● **Data records**:
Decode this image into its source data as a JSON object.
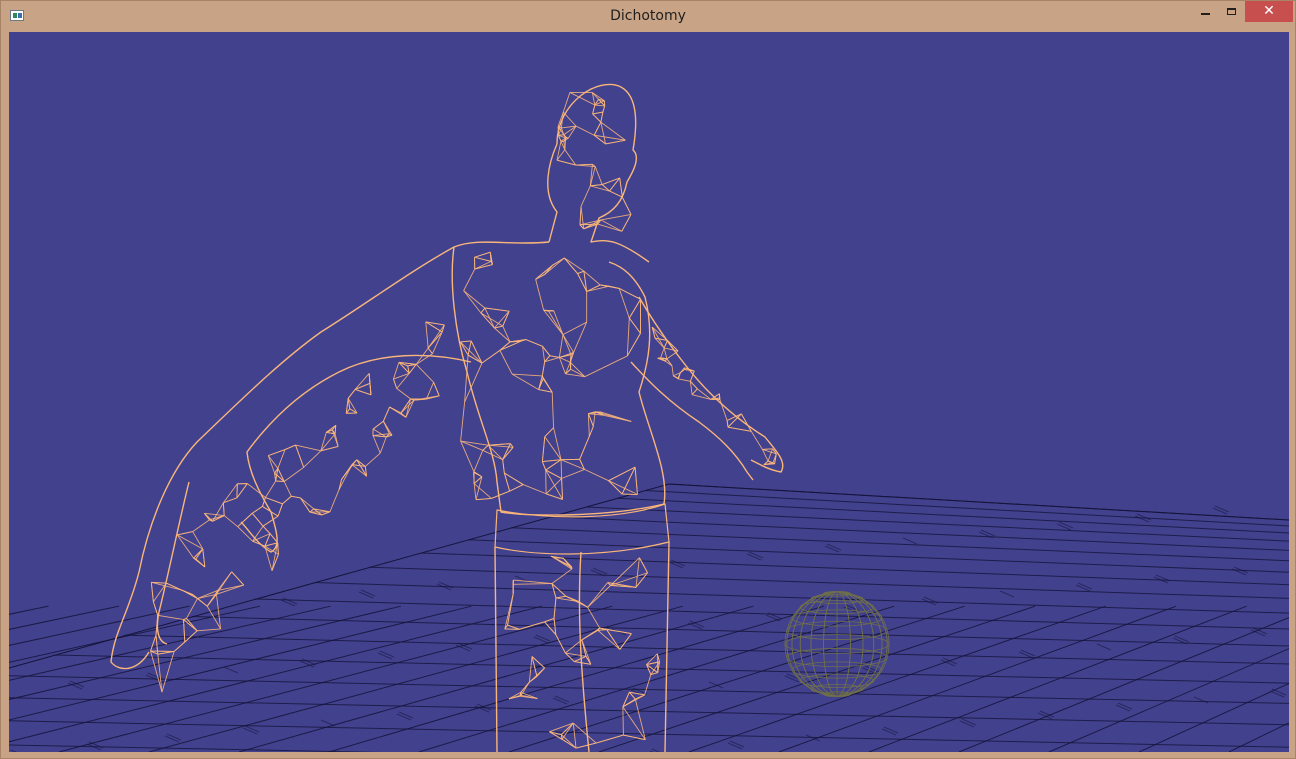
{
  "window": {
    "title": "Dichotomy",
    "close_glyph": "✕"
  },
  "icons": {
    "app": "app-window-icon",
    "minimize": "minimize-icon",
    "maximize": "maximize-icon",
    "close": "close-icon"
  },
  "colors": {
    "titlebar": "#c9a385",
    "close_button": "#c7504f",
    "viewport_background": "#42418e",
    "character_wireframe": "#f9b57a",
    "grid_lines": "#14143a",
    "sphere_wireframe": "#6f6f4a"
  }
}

● **What the task asks**:
Omit the pictures. Transcribe every record exactly.

● **Expected answer**:
Decode this image into its source data as a JSON object.
{
  "window": {
    "title": "Dichotomy",
    "close_glyph": "✕"
  },
  "icons": {
    "app": "app-window-icon",
    "minimize": "minimize-icon",
    "maximize": "maximize-icon",
    "close": "close-icon"
  },
  "colors": {
    "titlebar": "#c9a385",
    "close_button": "#c7504f",
    "viewport_background": "#42418e",
    "character_wireframe": "#f9b57a",
    "grid_lines": "#14143a",
    "sphere_wireframe": "#6f6f4a"
  }
}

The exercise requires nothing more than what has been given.